Goal - Output the records exactly. Include every line.

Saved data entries

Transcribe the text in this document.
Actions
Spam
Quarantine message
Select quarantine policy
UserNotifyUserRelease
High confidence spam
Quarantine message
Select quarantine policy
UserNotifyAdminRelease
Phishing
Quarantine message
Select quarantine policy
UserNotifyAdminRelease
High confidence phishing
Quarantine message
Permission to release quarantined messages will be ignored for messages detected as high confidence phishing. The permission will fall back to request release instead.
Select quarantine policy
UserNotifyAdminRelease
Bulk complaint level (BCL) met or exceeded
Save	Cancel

Answer -
Transcribe the text in this document.
Actions
Spam
Quarantine message
Select quarantine policy
UserNotifyUserRelease
High confidence spam
Quarantine message
Select quarantine policy
UserNotifyAdminRelease
Phishing
Quarantine message
Select quarantine policy
UserNotifyAdminRelease
High confidence phishing
Quarantine message
Permission to release quarantined messages will be ignored for messages detected as high confidence phishing. The permission will fall back to request release instead.
Select quarantine policy
UserNotifyAdminRelease
Bulk complaint level (BCL) met or exceeded
Save	Cancel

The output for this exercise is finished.